• [Document]:
▽

Le mécanisme n° 3 se traduit par un recul des prix des matières premières pourrait provoquer un ralentissement de  la croissance des pays producteurs.
 
Un ralentissement de la demande mondiale induirait un repli des prix des matières premières entraînant, à son tour, des exportations de ces pays producteurs provoquerait inévitablement un ralentissement de la croissance du PIB de ces pays.
 
« La croissance des pays exportateurs de matières premières a été depuis 2002 tirée par la hausse du prix relatif des matières premières. Mais le freinage de la croissance mondiale a normalement comme effet de faire baisser les prix des matières premières, d’où une moindre croissance de ces pays. Aujourd’hui, les prix du pétrole et des métaux non précieux sont stabilisés, ceux des autres matières premières continuent à progresser. De plus, si les prix des matières premières baissent, les excédents commerciaux des pays exportateurs reculent (ce qui se voit déjà), ainsi alors que leur accumulation de réserves de change (ce qui se voit moins), ce qui conduit à un freinage de la liquidité mondiale, ce qui va aussi dans le sens d’une contraction de l’activité. »
 
Selon le mécanisme n° 4, l’extension du « flight to quality »
attendrait les pays émergents
 
Si désormais, les phénomènes de fuite des capitaux vers la qualité,vers des économies ou les placements sont moins emprunts d’incertitude et donc moins risqués, le « flight to quality »,  atteignent les économies émergentes, cela pourrait provoquer une crise de change pour les monnaies locales et de facto un ralentissement, voire une baisse de l’activité économique.
 
« La crise de l’été 2007 ne s’est pas (au-delà de très courtes périodes de temps) étendue aux émergents dont la situation macroéconomique est solide : si les spreads obligataires se sont ouverts avec tous les autres spreads, les taux de change ont très peu bougé et les bourses ont continué à monter en dehors d‘une période très courte. Il n’y a pas eu de retrait des capitaux des investisseurs malgré la hausse de leur aversion pour le risque. Un retrait des capitaux depuis les pays émergents provoquerait une forte dépréciation du change de ces pays, une dégradation des termes de l’échange et un recul de la demande intérieure et de l’activité comme en 1997-2000. » NATIXIS, Patrick ARTUS, Flash Economie N° 334, le 17 septembre 2007
  
Le mécanisme n° 5 concerne la fin des effets de richesse
 
L’effet de richesse était entretenu par la hausse des cours des actifs et se traduisait par de fortes plus-values. La disparition des plus-values en capital fondée sur les prix croisant pour les actifs provoquerait une réduction de la demande des ménages et des entreprises.

△

• [Jeu de données]:
▽

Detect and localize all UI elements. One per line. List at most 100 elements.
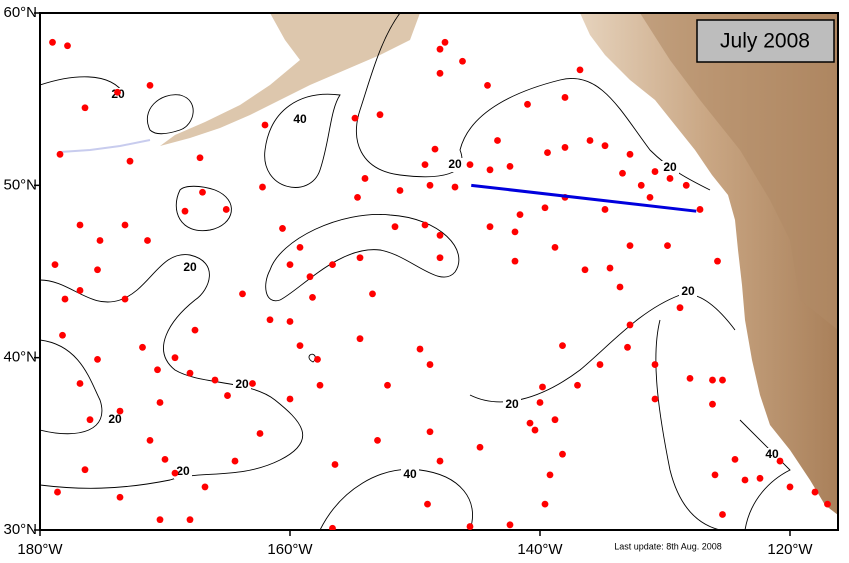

△

• [Exercices proposés]:
1 > Pouvez-vous réécrire sous forme de liste le paragraphe du texte sur les mécanismes de ralentissement économique qui commence par « La crise de l’été 2007 », en conservant ses faits essentiels ?
2 > Pouvez-vous prolonger le texte sur les mécanismes de ralentissement économique à partir de sa dernière phrase ?

• [Corrigé]:
1 >
- Hormis de très courtes périodes, la crise de l’été 2007 ne s’est pas étendue aux pays émergents, dont la situation macroéconomique est solide.
- Les spreads obligataires se sont ouverts avec tous les autres spreads, mais les taux de change ont très peu bougé.
- Les bourses ont continué à monter, sauf pendant une période très courte.
- Les investisseurs n’ont pas retiré leurs capitaux, malgré la hausse de leur aversion pour le risque.
- Un retrait des capitaux des pays émergents provoquerait une forte dépréciation de leur change. Il entraînerait aussi une dégradation des termes de l’échange et un recul de la demande intérieure et de l’activité, comme en 1997-2000.
- Source : NATIXIS, Patrick Artus, Flash Economie n° 334, 17 septembre 2007.

2 >
« La crise du subprime a été déclenchée par le recul des prix de l’immobilier résidentiel aux États-Unis ; dans les autres régions, ces prix sont stabilisés, tandis que, en dehors des émergents, les cours boursiers ont reculé. L’expérience du passé montre que la disparition des plus-values immobilières a surtout comme effet de ralentir le crédit aux ménages, donc la demande des ménages comme on l’a vu plus haut dans la crise du subprime, tandis que la disparition des plus-values sur actions a surtout comme effet de freiner l’investissement des entreprises, comme pendant la crise de la IT (nouvelles technologies). » NATIXIS, Patrick ARTUS, Flash Economie N° 334, le 17 septembre 2007
 
Avec le mécanisme n° 6, c’est la chute du dollar qui poserait problème
 
Un recul important du dollar ayant pour corollaire une appréciation de l’euro et du Yen, entraînerait une perte de compétitivité de l’Europe et du Japon, zone dont la croissance n’est pas suffisamment soutenue et durable au point de la avoir mener prés de leur potentiel productif et donc du plein emploi des facteurs de production.
 
« Le ralentissement de l’activité aux États-Unis sera plus important que dans le Reste du Monde, puisque c’est aux États-Unis que la crise de la construction conduit à une chute de l’activité de construction. Il est donc normal d’attendre, comme les marchés financiers une baisse des taux d’intérêt à court terme des États-Unis relativement à ceux des autres régions, d’où une dépréciation supplémentaire du dollar (par rapport à l’euro et au yen) et une détérioration de la compétitivité des autres régions, ce qui est déjà le cas pour l’Europe mais pas pour le Japon. On a vu cependant depuis 2 mois la remontée nette du yen par rapport aux autres devises. » NATIXIS, Patrick ARTUS, Flash Economie N° 334, le 17 septembre 2007
 
Enfin, le mécanisme n° 7 se traduit par l’arrêt du « carry-trade »
et la récession au Japon
 
Un des jeux à la mode chez les spéculateurs sur les marchés de change consiste à jouer, à parier, sur les différentiels de taux d'intérêt. C'est ce type de jeu qui permet d’expliquer pourquoi le taux de change du yen a chuté par rapport aux autres monnaies. Mais, comme tout jeu, sur les marchés financiers, il est très risqué et il porte en lui les germes de sa propre destruction à long terme, si un seuil fatidique est dépassé.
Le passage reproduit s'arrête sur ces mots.